WORK INSTRUCTIONS: State how many lines contain "cette", and write nothing except that count.

INPUT MATERIAL:
— START —

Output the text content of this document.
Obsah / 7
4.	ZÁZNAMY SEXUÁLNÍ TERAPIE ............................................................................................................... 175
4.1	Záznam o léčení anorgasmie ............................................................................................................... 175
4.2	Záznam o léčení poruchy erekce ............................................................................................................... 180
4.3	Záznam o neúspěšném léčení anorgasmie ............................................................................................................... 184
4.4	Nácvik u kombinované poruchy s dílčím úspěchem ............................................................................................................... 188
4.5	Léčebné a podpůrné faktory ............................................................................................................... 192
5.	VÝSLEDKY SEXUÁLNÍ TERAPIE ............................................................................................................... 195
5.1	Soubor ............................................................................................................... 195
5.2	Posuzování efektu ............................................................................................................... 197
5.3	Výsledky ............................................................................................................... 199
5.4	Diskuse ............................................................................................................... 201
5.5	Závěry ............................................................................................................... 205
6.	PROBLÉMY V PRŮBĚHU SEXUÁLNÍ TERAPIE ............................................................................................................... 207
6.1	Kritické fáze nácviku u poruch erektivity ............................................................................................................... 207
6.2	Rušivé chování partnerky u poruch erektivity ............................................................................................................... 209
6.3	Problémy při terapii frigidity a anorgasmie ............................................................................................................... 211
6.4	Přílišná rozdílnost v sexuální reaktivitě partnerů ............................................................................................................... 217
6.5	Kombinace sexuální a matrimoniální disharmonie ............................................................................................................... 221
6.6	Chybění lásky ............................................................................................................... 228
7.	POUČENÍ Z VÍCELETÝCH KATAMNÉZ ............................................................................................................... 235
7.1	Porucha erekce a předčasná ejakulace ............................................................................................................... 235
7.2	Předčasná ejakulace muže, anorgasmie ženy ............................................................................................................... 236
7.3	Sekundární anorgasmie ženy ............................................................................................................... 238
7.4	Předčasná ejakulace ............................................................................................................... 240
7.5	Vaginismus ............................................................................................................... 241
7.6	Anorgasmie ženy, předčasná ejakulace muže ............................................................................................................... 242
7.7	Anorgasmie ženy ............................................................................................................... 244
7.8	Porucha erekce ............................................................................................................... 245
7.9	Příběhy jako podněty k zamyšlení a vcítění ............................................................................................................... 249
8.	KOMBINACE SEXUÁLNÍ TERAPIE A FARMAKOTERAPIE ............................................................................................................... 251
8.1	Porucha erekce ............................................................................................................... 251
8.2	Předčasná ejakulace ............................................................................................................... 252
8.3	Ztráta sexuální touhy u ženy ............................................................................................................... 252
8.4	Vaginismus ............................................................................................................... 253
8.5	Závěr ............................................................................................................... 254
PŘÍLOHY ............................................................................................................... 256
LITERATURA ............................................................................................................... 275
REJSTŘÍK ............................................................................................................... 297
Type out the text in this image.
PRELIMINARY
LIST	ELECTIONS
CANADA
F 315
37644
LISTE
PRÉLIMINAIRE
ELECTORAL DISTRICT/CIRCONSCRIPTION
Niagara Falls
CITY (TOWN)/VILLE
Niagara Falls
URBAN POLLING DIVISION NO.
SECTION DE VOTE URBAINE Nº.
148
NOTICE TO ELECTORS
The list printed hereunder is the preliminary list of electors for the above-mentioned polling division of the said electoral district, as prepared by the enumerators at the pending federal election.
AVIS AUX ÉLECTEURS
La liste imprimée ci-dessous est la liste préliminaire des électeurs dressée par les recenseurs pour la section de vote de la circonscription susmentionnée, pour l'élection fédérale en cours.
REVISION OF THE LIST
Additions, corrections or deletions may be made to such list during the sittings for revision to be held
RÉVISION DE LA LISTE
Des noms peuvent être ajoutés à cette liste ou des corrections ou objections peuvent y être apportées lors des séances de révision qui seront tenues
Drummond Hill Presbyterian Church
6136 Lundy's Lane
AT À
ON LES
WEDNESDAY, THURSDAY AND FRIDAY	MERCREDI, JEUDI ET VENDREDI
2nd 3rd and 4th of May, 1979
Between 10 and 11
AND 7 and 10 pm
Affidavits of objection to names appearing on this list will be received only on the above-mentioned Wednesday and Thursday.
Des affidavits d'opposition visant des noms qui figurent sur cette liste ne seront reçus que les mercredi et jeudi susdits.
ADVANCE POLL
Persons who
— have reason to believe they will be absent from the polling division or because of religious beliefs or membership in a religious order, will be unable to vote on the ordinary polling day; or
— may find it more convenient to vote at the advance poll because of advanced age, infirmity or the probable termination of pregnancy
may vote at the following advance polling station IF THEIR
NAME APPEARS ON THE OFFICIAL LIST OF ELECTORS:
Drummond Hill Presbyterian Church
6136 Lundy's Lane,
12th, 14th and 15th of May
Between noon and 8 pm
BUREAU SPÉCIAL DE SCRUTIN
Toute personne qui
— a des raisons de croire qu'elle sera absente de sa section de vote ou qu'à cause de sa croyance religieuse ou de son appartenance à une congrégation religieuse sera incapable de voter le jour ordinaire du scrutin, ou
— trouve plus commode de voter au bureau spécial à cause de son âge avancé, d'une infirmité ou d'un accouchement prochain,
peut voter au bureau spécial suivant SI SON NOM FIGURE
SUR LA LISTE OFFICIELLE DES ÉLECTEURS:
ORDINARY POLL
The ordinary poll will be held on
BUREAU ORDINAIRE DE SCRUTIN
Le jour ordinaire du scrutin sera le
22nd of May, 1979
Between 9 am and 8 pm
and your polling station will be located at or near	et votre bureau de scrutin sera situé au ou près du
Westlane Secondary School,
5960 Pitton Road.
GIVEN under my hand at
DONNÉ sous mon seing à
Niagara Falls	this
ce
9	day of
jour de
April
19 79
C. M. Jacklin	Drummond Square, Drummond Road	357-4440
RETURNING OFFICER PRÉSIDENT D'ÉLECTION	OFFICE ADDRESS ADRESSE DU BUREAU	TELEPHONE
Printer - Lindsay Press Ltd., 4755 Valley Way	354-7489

— END —

FINAL RESULT: 2